Stated goal = Would you transcribe all of the data exactly, down to the last character?

A run of records:
- - - - -

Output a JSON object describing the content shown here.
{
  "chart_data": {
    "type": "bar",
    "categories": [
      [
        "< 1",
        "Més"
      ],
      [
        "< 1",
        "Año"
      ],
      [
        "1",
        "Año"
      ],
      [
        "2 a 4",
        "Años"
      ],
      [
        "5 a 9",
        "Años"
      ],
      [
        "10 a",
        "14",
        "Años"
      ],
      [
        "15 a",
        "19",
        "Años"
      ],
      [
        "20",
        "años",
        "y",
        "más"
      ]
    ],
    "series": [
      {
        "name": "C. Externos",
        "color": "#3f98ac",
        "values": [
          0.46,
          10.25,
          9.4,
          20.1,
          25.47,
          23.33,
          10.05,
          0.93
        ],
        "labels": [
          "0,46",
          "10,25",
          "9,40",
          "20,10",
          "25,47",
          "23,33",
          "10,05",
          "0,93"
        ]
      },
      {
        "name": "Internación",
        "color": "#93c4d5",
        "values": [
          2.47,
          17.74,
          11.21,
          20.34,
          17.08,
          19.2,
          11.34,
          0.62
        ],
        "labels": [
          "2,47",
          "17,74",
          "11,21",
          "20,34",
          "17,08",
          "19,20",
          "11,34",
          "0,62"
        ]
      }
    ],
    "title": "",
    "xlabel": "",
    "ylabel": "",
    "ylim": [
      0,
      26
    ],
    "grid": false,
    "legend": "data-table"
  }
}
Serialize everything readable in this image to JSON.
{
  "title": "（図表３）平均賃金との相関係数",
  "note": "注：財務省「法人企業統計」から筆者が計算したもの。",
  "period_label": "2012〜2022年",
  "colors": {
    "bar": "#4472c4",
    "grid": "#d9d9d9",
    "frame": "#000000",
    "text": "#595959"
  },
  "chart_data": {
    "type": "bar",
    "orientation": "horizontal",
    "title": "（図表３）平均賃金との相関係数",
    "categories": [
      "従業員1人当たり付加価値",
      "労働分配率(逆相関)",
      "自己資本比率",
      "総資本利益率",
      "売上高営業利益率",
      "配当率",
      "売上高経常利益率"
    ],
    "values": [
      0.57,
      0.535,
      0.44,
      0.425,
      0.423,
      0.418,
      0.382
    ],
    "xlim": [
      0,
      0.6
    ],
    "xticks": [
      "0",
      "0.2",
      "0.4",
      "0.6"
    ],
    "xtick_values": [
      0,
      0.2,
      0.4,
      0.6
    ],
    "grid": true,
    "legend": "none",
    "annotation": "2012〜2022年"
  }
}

- - - - -

Response for this exercise =
Output a JSON object describing the content shown here.
{
  "chart_data": {
    "type": "bar",
    "categories": [
      [
        "< 1",
        "Més"
      ],
      [
        "< 1",
        "Año"
      ],
      [
        "1",
        "Año"
      ],
      [
        "2 a 4",
        "Años"
      ],
      [
        "5 a 9",
        "Años"
      ],
      [
        "10 a",
        "14",
        "Años"
      ],
      [
        "15 a",
        "19",
        "Años"
      ],
      [
        "20",
        "años",
        "y",
        "más"
      ]
    ],
    "series": [
      {
        "name": "C. Externos",
        "color": "#3f98ac",
        "values": [
          0.46,
          10.25,
          9.4,
          20.1,
          25.47,
          23.33,
          10.05,
          0.93
        ],
        "labels": [
          "0,46",
          "10,25",
          "9,40",
          "20,10",
          "25,47",
          "23,33",
          "10,05",
          "0,93"
        ]
      },
      {
        "name": "Internación",
        "color": "#93c4d5",
        "values": [
          2.47,
          17.74,
          11.21,
          20.34,
          17.08,
          19.2,
          11.34,
          0.62
        ],
        "labels": [
          "2,47",
          "17,74",
          "11,21",
          "20,34",
          "17,08",
          "19,20",
          "11,34",
          "0,62"
        ]
      }
    ],
    "title": "",
    "xlabel": "",
    "ylabel": "",
    "ylim": [
      0,
      26
    ],
    "grid": false,
    "legend": "data-table"
  }
}
Serialize everything readable in this image to JSON.
{
  "title": "（図表３）平均賃金との相関係数",
  "note": "注：財務省「法人企業統計」から筆者が計算したもの。",
  "period_label": "2012〜2022年",
  "colors": {
    "bar": "#4472c4",
    "grid": "#d9d9d9",
    "frame": "#000000",
    "text": "#595959"
  },
  "chart_data": {
    "type": "bar",
    "orientation": "horizontal",
    "title": "（図表３）平均賃金との相関係数",
    "categories": [
      "従業員1人当たり付加価値",
      "労働分配率(逆相関)",
      "自己資本比率",
      "総資本利益率",
      "売上高営業利益率",
      "配当率",
      "売上高経常利益率"
    ],
    "values": [
      0.57,
      0.535,
      0.44,
      0.425,
      0.423,
      0.418,
      0.382
    ],
    "xlim": [
      0,
      0.6
    ],
    "xticks": [
      "0",
      "0.2",
      "0.4",
      "0.6"
    ],
    "xtick_values": [
      0,
      0.2,
      0.4,
      0.6
    ],
    "grid": true,
    "legend": "none",
    "annotation": "2012〜2022年"
  }
}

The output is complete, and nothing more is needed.